Records for the task
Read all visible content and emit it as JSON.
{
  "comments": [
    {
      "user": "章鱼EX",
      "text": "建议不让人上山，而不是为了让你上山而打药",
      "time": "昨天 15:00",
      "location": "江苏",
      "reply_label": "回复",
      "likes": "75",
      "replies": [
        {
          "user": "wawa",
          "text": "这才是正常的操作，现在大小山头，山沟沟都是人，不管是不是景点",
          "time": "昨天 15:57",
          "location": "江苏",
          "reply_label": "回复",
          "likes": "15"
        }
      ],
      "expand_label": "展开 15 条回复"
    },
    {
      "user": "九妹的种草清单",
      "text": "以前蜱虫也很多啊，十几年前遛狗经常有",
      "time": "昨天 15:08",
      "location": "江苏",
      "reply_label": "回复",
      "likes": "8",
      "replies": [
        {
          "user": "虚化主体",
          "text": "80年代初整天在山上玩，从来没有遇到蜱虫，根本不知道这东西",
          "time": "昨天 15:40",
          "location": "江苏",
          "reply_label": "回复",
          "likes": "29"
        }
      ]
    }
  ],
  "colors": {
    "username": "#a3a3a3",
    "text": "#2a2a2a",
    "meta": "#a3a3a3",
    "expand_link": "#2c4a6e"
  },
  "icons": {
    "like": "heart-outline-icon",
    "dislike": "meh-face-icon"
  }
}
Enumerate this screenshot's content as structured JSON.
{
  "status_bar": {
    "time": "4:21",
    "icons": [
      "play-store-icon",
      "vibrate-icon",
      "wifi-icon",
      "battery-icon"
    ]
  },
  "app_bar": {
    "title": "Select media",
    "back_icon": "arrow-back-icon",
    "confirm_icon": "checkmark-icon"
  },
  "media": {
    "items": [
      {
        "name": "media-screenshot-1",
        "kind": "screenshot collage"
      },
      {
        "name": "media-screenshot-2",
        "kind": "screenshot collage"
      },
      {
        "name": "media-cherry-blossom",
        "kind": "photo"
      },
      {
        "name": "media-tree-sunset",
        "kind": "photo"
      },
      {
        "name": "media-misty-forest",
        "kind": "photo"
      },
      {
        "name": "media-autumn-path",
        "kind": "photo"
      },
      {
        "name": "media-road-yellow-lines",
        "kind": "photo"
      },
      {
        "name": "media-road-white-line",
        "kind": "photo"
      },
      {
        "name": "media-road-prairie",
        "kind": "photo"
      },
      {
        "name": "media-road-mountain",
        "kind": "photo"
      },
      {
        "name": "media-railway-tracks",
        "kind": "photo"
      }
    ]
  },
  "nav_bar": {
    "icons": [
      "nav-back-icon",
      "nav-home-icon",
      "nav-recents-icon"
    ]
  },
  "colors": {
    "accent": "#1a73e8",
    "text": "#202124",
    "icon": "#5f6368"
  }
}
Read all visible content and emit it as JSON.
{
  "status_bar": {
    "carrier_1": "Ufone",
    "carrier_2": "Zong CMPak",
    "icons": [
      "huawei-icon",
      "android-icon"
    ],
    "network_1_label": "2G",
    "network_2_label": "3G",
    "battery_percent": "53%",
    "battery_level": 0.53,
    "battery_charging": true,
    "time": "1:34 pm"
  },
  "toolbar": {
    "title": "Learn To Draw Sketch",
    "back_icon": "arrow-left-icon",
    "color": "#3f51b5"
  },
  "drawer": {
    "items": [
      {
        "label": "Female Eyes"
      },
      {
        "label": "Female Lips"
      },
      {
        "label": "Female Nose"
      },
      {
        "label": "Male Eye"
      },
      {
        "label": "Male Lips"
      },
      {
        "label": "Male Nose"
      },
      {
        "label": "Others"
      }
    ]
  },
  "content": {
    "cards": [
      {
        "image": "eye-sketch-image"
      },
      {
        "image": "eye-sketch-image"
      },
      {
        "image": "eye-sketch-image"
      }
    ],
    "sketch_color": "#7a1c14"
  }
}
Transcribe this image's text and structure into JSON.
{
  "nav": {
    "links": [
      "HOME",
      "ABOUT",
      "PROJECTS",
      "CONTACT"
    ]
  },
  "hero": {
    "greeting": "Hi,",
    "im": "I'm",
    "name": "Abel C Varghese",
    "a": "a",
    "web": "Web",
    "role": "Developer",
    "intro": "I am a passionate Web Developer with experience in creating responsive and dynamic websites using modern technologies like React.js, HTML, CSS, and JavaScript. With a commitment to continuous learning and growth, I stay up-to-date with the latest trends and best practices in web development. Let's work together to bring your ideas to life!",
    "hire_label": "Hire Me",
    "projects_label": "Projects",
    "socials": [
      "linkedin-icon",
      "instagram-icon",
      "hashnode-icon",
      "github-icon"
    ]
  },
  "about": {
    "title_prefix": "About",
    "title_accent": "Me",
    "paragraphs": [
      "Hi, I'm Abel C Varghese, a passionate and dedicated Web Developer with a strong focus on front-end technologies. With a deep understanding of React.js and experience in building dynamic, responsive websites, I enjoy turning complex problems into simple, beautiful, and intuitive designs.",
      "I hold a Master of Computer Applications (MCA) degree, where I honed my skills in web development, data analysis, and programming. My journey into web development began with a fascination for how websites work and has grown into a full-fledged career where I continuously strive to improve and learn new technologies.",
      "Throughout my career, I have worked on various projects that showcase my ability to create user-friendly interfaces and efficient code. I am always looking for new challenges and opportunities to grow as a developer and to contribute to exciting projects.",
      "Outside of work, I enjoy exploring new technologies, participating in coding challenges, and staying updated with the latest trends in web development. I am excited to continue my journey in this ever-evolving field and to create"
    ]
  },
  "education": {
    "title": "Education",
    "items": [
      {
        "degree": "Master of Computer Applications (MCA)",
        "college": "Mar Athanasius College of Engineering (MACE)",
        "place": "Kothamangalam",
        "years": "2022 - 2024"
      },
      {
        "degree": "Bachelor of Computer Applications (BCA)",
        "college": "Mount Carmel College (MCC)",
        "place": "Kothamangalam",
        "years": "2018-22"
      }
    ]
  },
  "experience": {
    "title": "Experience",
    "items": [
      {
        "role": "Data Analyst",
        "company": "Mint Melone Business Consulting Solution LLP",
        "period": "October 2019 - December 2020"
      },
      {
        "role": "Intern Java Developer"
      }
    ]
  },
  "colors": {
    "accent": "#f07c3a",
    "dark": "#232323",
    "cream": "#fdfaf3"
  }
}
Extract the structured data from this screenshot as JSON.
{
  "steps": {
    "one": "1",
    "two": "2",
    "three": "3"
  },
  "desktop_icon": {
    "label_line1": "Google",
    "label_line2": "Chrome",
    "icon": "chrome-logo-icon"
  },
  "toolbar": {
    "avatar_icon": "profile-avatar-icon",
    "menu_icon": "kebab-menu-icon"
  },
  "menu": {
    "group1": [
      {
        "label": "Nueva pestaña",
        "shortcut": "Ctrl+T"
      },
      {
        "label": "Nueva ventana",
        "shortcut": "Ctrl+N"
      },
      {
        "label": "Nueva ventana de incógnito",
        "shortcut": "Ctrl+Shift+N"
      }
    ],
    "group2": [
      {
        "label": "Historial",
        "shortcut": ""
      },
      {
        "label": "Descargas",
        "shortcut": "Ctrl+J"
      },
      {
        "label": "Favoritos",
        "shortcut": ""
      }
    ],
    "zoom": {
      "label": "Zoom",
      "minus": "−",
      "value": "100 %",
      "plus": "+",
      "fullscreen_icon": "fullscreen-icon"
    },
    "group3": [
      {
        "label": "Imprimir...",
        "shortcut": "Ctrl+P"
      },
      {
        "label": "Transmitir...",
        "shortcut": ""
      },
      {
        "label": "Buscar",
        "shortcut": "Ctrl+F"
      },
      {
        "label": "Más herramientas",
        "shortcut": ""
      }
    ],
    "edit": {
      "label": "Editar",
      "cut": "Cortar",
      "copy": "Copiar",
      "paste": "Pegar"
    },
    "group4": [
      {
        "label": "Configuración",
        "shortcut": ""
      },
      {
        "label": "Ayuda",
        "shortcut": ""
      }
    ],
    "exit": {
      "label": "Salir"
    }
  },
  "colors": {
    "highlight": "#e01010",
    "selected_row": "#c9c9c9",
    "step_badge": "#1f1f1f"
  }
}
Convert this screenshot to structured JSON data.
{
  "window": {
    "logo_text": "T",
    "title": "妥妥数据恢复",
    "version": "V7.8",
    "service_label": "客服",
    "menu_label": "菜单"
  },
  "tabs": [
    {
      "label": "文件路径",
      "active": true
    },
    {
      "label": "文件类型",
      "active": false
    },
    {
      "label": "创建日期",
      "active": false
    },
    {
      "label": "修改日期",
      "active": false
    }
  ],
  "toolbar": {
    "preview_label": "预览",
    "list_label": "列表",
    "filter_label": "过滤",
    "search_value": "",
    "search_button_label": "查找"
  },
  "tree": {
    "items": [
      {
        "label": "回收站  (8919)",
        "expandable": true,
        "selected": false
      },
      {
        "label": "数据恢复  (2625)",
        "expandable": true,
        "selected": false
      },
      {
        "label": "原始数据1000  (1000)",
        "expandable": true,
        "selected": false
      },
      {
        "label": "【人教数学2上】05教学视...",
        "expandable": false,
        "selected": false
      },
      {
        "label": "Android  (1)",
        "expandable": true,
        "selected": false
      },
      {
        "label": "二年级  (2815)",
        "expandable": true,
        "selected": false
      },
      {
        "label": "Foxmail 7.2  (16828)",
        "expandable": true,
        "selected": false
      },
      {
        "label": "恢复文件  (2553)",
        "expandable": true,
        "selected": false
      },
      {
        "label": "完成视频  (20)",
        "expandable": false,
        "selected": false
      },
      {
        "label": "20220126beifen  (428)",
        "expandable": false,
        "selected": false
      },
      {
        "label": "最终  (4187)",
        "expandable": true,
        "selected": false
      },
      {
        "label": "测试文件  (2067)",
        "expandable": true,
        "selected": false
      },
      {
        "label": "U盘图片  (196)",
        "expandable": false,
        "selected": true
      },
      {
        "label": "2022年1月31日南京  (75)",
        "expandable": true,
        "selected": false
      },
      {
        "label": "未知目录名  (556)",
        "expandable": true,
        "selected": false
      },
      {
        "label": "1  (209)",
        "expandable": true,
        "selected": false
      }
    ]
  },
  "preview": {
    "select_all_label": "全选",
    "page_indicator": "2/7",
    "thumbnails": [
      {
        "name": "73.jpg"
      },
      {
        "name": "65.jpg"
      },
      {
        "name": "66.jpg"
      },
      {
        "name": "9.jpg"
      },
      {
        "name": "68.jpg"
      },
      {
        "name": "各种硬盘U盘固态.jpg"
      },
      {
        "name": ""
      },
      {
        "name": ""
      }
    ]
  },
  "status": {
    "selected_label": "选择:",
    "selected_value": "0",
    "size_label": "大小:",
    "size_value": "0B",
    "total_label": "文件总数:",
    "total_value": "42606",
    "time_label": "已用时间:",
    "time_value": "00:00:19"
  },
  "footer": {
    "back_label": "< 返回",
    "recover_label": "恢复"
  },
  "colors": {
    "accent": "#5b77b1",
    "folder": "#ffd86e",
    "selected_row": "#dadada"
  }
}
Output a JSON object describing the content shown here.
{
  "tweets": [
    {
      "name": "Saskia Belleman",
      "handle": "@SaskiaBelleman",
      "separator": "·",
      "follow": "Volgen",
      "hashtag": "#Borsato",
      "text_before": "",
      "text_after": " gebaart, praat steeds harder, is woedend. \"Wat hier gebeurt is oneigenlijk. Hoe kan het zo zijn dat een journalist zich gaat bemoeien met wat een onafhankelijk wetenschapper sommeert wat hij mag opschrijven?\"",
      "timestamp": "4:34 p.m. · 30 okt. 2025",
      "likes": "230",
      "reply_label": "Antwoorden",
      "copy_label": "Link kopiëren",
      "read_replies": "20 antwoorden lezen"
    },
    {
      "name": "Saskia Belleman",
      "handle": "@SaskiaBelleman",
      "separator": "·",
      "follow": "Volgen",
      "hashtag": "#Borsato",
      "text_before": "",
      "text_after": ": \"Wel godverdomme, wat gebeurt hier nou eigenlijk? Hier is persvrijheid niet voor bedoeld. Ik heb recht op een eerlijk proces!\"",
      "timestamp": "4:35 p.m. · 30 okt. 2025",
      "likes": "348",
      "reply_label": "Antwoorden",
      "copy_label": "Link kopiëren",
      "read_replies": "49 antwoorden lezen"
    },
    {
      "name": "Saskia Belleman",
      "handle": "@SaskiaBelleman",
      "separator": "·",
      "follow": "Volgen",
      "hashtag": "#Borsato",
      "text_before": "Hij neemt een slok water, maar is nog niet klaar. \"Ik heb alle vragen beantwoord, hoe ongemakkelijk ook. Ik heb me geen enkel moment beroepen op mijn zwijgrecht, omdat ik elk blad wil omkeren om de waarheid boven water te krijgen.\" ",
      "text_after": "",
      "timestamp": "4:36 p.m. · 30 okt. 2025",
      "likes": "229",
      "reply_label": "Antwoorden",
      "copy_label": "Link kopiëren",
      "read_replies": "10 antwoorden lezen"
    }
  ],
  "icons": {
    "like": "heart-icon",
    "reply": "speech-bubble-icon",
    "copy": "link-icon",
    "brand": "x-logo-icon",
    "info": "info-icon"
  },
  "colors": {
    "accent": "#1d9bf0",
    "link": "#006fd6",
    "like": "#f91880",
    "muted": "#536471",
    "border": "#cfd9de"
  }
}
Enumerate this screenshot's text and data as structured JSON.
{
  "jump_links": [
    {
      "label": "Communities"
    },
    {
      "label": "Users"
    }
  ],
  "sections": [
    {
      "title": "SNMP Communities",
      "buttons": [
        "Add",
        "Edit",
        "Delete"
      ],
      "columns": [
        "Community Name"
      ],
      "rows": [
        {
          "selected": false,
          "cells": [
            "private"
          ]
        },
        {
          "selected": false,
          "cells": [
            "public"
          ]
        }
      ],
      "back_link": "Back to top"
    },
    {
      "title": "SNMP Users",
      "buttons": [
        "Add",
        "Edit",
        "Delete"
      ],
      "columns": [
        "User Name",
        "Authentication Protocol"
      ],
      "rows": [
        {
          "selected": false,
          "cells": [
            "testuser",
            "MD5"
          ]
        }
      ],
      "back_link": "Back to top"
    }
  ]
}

The exercise
Look through the entries above and report each line where the string "College" occurs.

Response to the task
        "college": "Mar Athanasius College of Engineering (MACE)",
        "college": "Mount Carmel College (MCC)",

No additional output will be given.